┌──

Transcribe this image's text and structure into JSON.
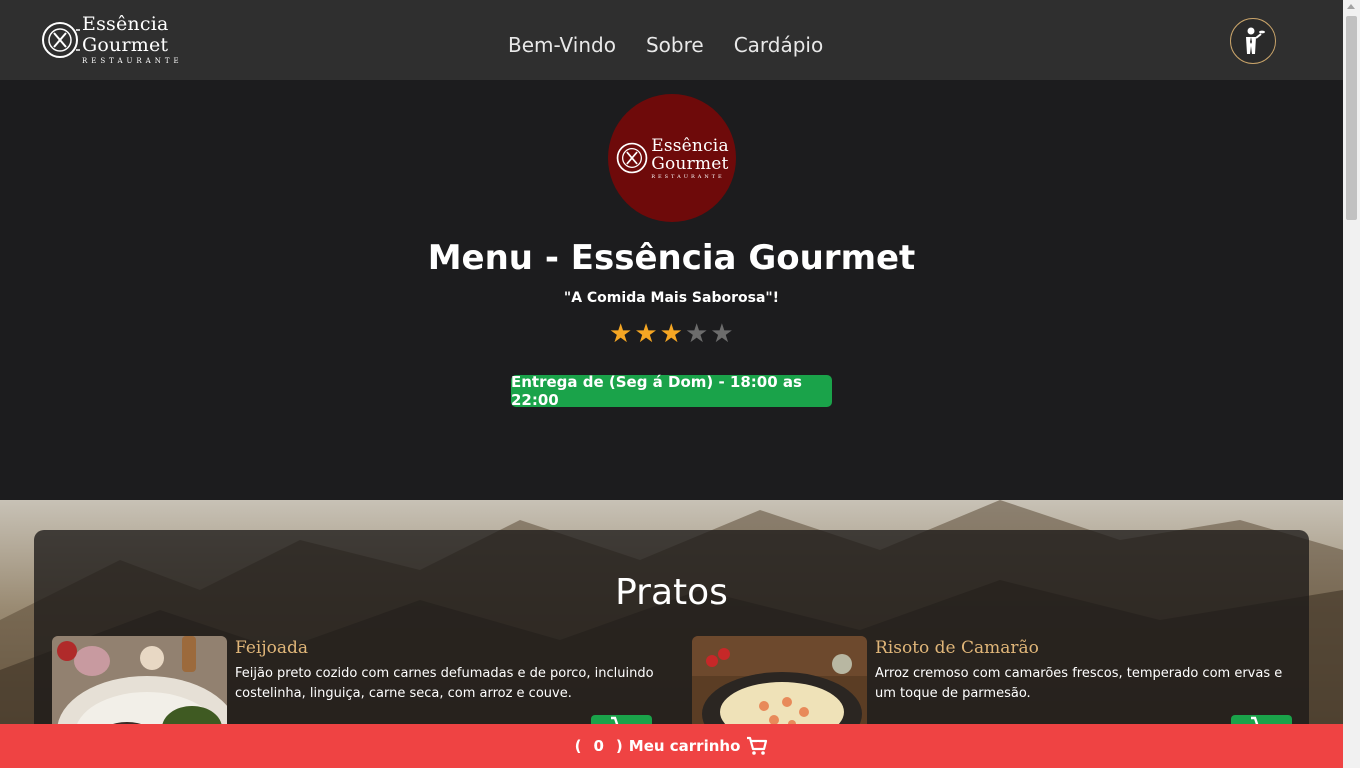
{
  "brand": {
    "line1": "Essência",
    "line2": "Gourmet",
    "sub": "RESTAURANTE"
  },
  "nav": {
    "items": [
      {
        "label": "Bem-Vindo"
      },
      {
        "label": "Sobre"
      },
      {
        "label": "Cardápio"
      }
    ]
  },
  "header": {
    "waiter_icon": "waiter-icon"
  },
  "hero": {
    "title": "Menu - Essência Gourmet",
    "tagline": "\"A Comida Mais Saborosa\"!",
    "rating": 3,
    "rating_max": 5,
    "delivery": "Entrega de (Seg á Dom) - 18:00 as 22:00"
  },
  "menu": {
    "section_title": "Pratos",
    "dishes": [
      {
        "name": "Feijoada",
        "description": "Feijão preto cozido com carnes defumadas e de porco, incluindo costelinha, linguiça, carne seca, com arroz e couve."
      },
      {
        "name": "Risoto de Camarão",
        "description": "Arroz cremoso com camarões frescos, temperado com ervas e um toque de parmesão."
      }
    ]
  },
  "cart": {
    "open": "(",
    "count": "0",
    "close": ")",
    "label": "Meu carrinho",
    "icon": "cart-icon"
  },
  "colors": {
    "header": "#2f2f2f",
    "hero": "#1c1c1e",
    "logo_circle": "#6e0a0a",
    "accent_green": "#1aa34a",
    "cart_red": "#ef4343",
    "dish_name": "#e0b679",
    "star_on": "#f5a623"
  }
}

└──

** WHAT TO PRODUCE **
Write out all the records again, exactly, minus any pictures.

** ANSWER TO THIS EXERCISE **
Transcribe this image's text and structure into JSON.
{
  "brand": {
    "line1": "Essência",
    "line2": "Gourmet",
    "sub": "RESTAURANTE"
  },
  "nav": {
    "items": [
      {
        "label": "Bem-Vindo"
      },
      {
        "label": "Sobre"
      },
      {
        "label": "Cardápio"
      }
    ]
  },
  "header": {
    "waiter_icon": "waiter-icon"
  },
  "hero": {
    "title": "Menu - Essência Gourmet",
    "tagline": "\"A Comida Mais Saborosa\"!",
    "rating": 3,
    "rating_max": 5,
    "delivery": "Entrega de (Seg á Dom) - 18:00 as 22:00"
  },
  "menu": {
    "section_title": "Pratos",
    "dishes": [
      {
        "name": "Feijoada",
        "description": "Feijão preto cozido com carnes defumadas e de porco, incluindo costelinha, linguiça, carne seca, com arroz e couve."
      },
      {
        "name": "Risoto de Camarão",
        "description": "Arroz cremoso com camarões frescos, temperado com ervas e um toque de parmesão."
      }
    ]
  },
  "cart": {
    "open": "(",
    "count": "0",
    "close": ")",
    "label": "Meu carrinho",
    "icon": "cart-icon"
  },
  "colors": {
    "header": "#2f2f2f",
    "hero": "#1c1c1e",
    "logo_circle": "#6e0a0a",
    "accent_green": "#1aa34a",
    "cart_red": "#ef4343",
    "dish_name": "#e0b679",
    "star_on": "#f5a623"
  }
}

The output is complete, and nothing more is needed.